** DIRECTIVE **
Among the entries below, count the lines where the string "Software" occurs, and give only the number.

** Dataset rows about figures **
==========

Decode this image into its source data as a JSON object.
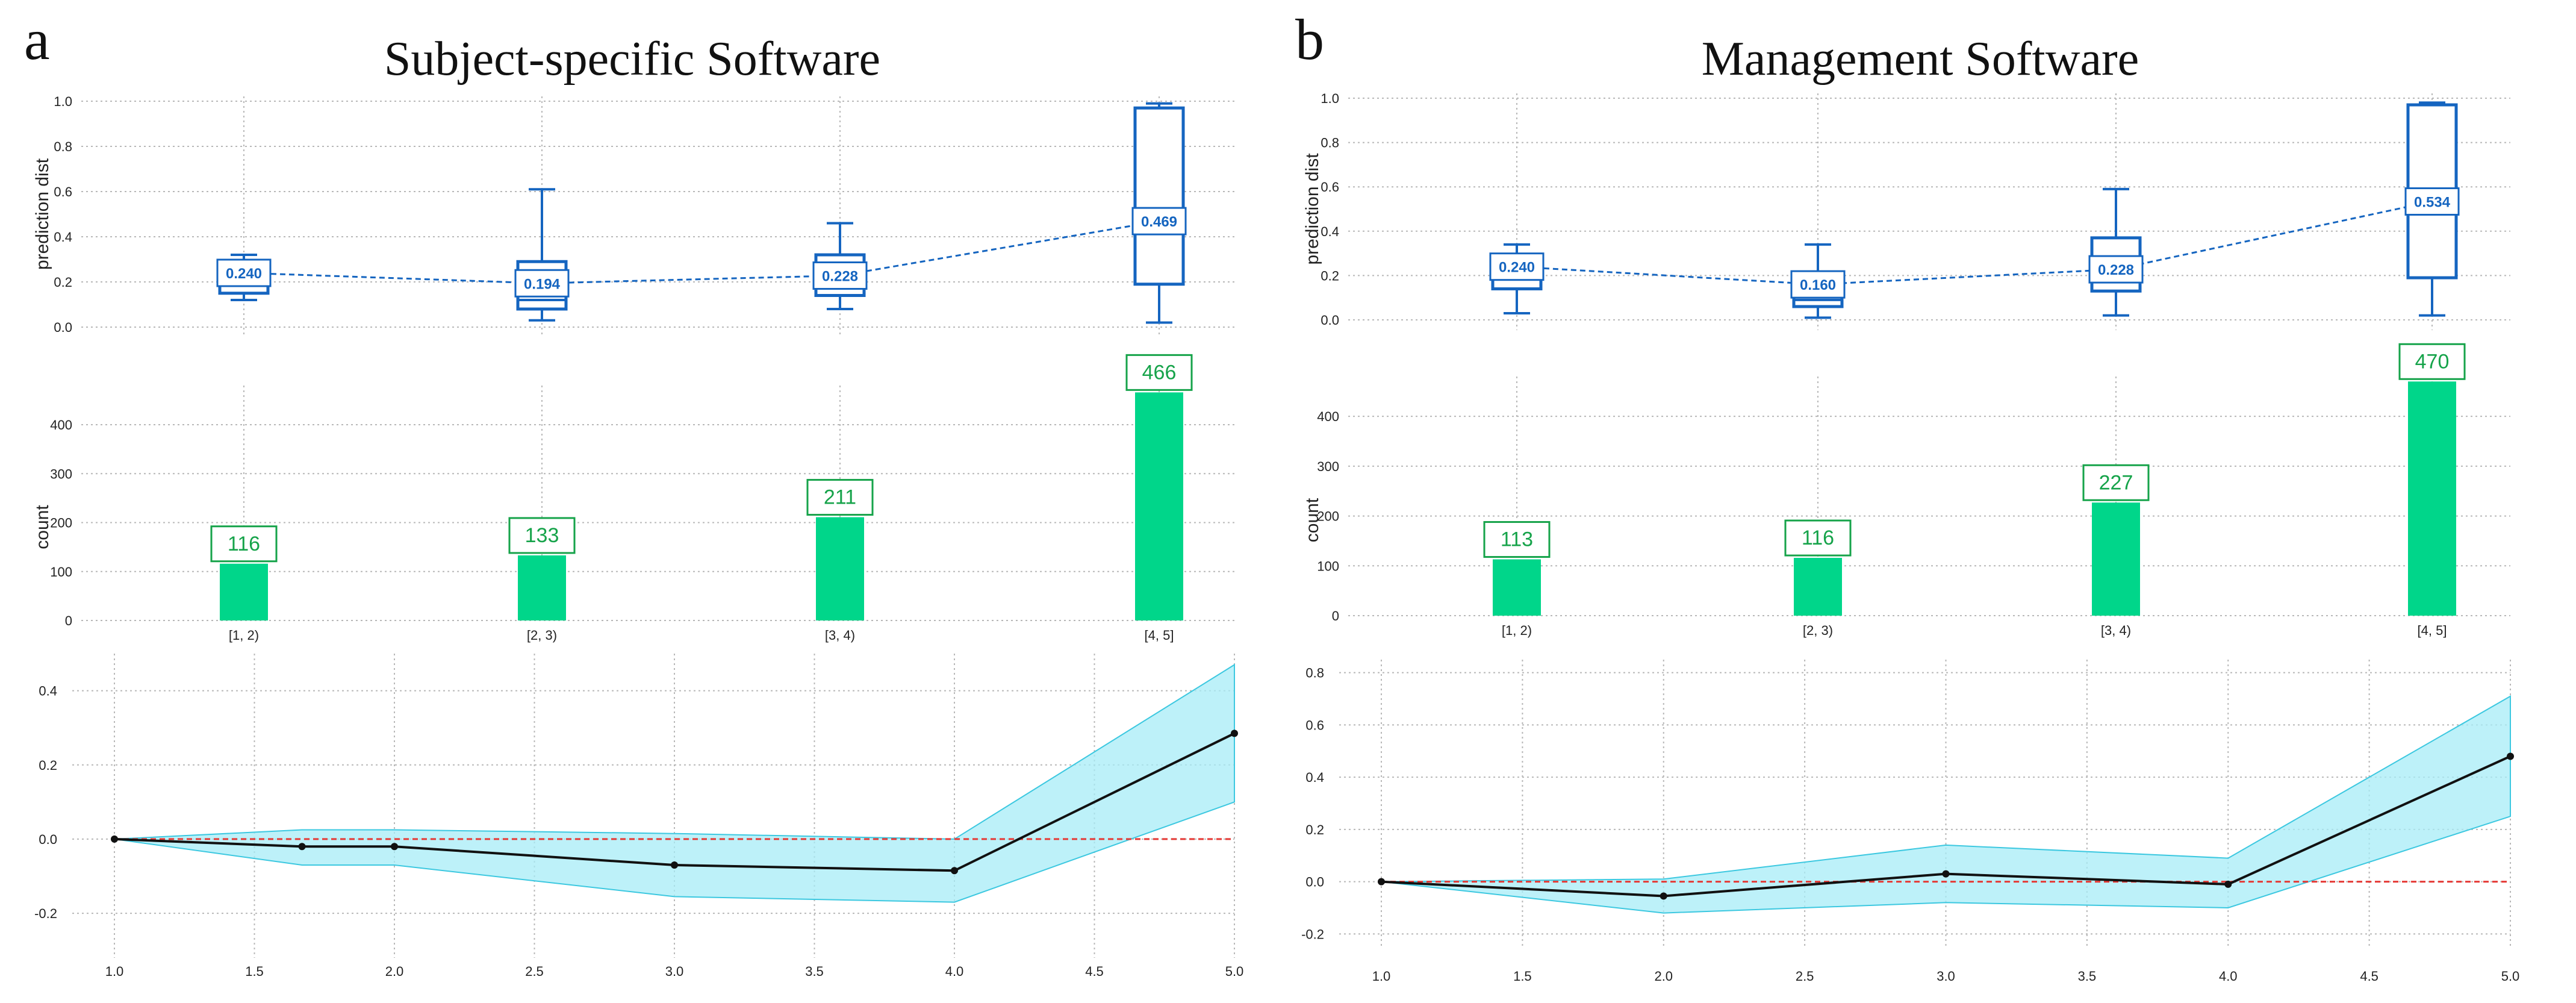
{
  "colors": {
    "box": "#1565c0",
    "bar": "#00d68a",
    "bar_label": "#16a34a",
    "band": "#a7ecf7",
    "band_edge": "#3cc8e0",
    "line": "#111111",
    "ref_line": "#e53935",
    "grid": "#b8b8b8"
  },
  "chart_data": [
    {
      "letter": "a",
      "title": "Subject-specific Software",
      "box": {
        "type": "box",
        "ylabel": "prediction dist",
        "ylim": [
          0,
          1
        ],
        "yticks": [
          "0.0",
          "0.2",
          "0.4",
          "0.6",
          "0.8",
          "1.0"
        ],
        "categories": [
          "[1, 2)",
          "[2, 3)",
          "[3, 4)",
          "[4, 5]"
        ],
        "boxes": [
          {
            "whisker_low": 0.12,
            "q1": 0.15,
            "median": 0.22,
            "q3": 0.26,
            "whisker_high": 0.32,
            "mean": 0.24,
            "mean_label": "0.240"
          },
          {
            "whisker_low": 0.03,
            "q1": 0.08,
            "median": 0.12,
            "q3": 0.29,
            "whisker_high": 0.61,
            "mean": 0.194,
            "mean_label": "0.194"
          },
          {
            "whisker_low": 0.08,
            "q1": 0.14,
            "median": 0.22,
            "q3": 0.32,
            "whisker_high": 0.46,
            "mean": 0.228,
            "mean_label": "0.228"
          },
          {
            "whisker_low": 0.02,
            "q1": 0.19,
            "median": 0.47,
            "q3": 0.97,
            "whisker_high": 0.99,
            "mean": 0.469,
            "mean_label": "0.469"
          }
        ]
      },
      "bar": {
        "type": "bar",
        "ylabel": "count",
        "ylim": [
          0,
          480
        ],
        "yticks": [
          "0",
          "100",
          "200",
          "300",
          "400"
        ],
        "categories": [
          "[1, 2)",
          "[2, 3)",
          "[3, 4)",
          "[4, 5]"
        ],
        "values": [
          116,
          133,
          211,
          466
        ],
        "labels": [
          "116",
          "133",
          "211",
          "466"
        ]
      },
      "line": {
        "type": "line",
        "xlim": [
          1.0,
          5.0
        ],
        "xticks": [
          "1.0",
          "1.5",
          "2.0",
          "2.5",
          "3.0",
          "3.5",
          "4.0",
          "4.5",
          "5.0"
        ],
        "ylim": [
          -0.32,
          0.5
        ],
        "yticks": [
          "-0.2",
          "0.0",
          "0.2",
          "0.4"
        ],
        "x": [
          1.0,
          1.67,
          2.0,
          3.0,
          4.0,
          5.0
        ],
        "y": [
          0.0,
          -0.02,
          -0.02,
          -0.07,
          -0.085,
          0.285
        ],
        "band_upper": [
          0.0,
          0.025,
          0.025,
          0.015,
          0.0,
          0.47
        ],
        "band_lower": [
          0.0,
          -0.07,
          -0.07,
          -0.155,
          -0.17,
          0.1
        ],
        "ref_y": 0.0
      }
    },
    {
      "letter": "b",
      "title": "Management Software",
      "box": {
        "type": "box",
        "ylabel": "prediction dist",
        "ylim": [
          0,
          1
        ],
        "yticks": [
          "0.0",
          "0.2",
          "0.4",
          "0.6",
          "0.8",
          "1.0"
        ],
        "categories": [
          "[1, 2)",
          "[2, 3)",
          "[3, 4)",
          "[4, 5]"
        ],
        "boxes": [
          {
            "whisker_low": 0.03,
            "q1": 0.14,
            "median": 0.22,
            "q3": 0.27,
            "whisker_high": 0.34,
            "mean": 0.24,
            "mean_label": "0.240"
          },
          {
            "whisker_low": 0.01,
            "q1": 0.06,
            "median": 0.09,
            "q3": 0.19,
            "whisker_high": 0.34,
            "mean": 0.16,
            "mean_label": "0.160"
          },
          {
            "whisker_low": 0.02,
            "q1": 0.13,
            "median": 0.2,
            "q3": 0.37,
            "whisker_high": 0.59,
            "mean": 0.228,
            "mean_label": "0.228"
          },
          {
            "whisker_low": 0.02,
            "q1": 0.19,
            "median": 0.55,
            "q3": 0.97,
            "whisker_high": 0.98,
            "mean": 0.534,
            "mean_label": "0.534"
          }
        ]
      },
      "bar": {
        "type": "bar",
        "ylabel": "count",
        "ylim": [
          0,
          480
        ],
        "yticks": [
          "0",
          "100",
          "200",
          "300",
          "400"
        ],
        "categories": [
          "[1, 2)",
          "[2, 3)",
          "[3, 4)",
          "[4, 5]"
        ],
        "values": [
          113,
          116,
          227,
          470
        ],
        "labels": [
          "113",
          "116",
          "227",
          "470"
        ]
      },
      "line": {
        "type": "line",
        "xlim": [
          1.0,
          5.0
        ],
        "xticks": [
          "1.0",
          "1.5",
          "2.0",
          "2.5",
          "3.0",
          "3.5",
          "4.0",
          "4.5",
          "5.0"
        ],
        "ylim": [
          -0.25,
          0.85
        ],
        "yticks": [
          "-0.2",
          "0.0",
          "0.2",
          "0.4",
          "0.6",
          "0.8"
        ],
        "x": [
          1.0,
          2.0,
          3.0,
          4.0,
          5.0
        ],
        "y": [
          0.0,
          -0.055,
          0.03,
          -0.01,
          0.48
        ],
        "band_upper": [
          0.0,
          0.01,
          0.14,
          0.09,
          0.71
        ],
        "band_lower": [
          0.0,
          -0.12,
          -0.08,
          -0.1,
          0.25
        ],
        "ref_y": 0.0
      }
    }
  ]
}
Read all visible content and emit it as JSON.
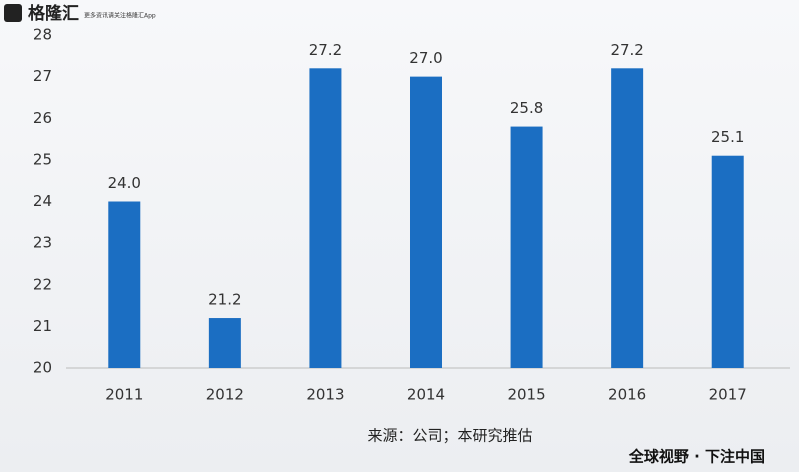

==========

** PROBLEM SOLUTION **
2